[Records from a data collection]
========================================================================

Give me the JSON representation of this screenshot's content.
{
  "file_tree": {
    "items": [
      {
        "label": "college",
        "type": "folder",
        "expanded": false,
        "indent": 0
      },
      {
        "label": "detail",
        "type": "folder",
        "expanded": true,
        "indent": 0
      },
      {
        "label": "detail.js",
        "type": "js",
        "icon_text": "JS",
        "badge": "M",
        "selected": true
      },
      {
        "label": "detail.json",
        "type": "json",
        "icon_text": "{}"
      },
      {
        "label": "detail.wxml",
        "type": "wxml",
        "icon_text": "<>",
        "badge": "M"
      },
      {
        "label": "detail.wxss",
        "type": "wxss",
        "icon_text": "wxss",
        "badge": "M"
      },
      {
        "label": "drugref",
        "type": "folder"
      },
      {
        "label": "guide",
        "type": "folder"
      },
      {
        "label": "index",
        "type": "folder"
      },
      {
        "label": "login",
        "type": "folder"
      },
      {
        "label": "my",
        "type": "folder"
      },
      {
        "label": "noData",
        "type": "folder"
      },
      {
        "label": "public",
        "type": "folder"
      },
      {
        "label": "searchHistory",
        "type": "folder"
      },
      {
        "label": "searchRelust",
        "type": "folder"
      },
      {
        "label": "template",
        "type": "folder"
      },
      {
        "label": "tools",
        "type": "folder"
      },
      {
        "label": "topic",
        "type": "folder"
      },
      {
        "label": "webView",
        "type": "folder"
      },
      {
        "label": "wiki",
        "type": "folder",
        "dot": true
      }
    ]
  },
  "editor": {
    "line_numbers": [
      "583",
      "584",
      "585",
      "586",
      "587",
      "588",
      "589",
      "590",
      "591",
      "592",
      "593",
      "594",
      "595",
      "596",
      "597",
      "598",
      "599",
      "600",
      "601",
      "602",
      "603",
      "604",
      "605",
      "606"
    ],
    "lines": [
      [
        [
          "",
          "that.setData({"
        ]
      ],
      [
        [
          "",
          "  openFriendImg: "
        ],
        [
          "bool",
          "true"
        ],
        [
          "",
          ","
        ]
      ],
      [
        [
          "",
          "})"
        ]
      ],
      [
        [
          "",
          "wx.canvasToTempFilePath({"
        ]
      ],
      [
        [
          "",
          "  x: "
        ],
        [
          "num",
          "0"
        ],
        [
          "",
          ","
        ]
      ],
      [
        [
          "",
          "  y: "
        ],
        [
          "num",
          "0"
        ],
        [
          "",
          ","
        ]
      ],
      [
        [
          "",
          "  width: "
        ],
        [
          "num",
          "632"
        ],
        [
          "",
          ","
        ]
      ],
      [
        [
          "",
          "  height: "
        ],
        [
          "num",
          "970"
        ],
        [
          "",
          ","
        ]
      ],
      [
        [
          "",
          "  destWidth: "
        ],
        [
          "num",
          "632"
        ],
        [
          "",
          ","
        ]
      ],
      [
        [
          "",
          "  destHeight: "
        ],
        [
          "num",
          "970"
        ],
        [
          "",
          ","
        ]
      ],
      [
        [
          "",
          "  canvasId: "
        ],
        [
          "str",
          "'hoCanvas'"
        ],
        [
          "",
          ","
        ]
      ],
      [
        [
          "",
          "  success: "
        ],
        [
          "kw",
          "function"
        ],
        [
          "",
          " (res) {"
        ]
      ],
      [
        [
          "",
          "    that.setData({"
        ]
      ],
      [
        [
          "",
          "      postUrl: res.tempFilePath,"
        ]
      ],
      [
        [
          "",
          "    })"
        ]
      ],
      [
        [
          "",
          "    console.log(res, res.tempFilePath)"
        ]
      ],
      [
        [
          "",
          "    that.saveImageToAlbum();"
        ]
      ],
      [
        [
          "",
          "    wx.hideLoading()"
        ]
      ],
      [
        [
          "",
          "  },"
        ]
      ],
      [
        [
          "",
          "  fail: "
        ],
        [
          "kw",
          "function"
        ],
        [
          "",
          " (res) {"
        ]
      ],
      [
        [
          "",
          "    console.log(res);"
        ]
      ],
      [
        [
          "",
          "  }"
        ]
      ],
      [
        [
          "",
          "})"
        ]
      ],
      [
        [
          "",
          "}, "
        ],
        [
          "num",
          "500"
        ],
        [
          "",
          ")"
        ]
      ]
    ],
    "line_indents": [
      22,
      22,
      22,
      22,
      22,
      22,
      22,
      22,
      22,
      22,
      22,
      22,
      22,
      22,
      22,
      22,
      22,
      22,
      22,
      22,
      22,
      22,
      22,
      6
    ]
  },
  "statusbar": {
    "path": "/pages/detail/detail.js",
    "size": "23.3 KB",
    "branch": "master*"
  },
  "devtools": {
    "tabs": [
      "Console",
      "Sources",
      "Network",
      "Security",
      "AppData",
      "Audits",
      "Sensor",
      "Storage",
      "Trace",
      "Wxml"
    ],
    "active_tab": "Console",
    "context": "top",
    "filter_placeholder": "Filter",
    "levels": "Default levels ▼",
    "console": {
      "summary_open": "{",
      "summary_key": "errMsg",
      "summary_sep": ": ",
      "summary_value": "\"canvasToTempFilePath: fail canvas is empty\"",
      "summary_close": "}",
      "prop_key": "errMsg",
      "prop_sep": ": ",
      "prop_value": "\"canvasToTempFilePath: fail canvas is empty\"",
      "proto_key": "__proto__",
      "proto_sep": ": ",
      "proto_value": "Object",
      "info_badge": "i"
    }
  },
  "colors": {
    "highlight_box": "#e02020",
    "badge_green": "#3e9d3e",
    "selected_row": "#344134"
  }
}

========================================================================

→ STATED EXERCISE
Show the lines of the records that include the string "canvasToTempFilePath".

→ WRITTEN SOLUTION
          "wx.canvasToTempFilePath({"
      "summary_value": "\"canvasToTempFilePath: fail canvas is empty\"",
      "prop_value": "\"canvasToTempFilePath: fail canvas is empty\"",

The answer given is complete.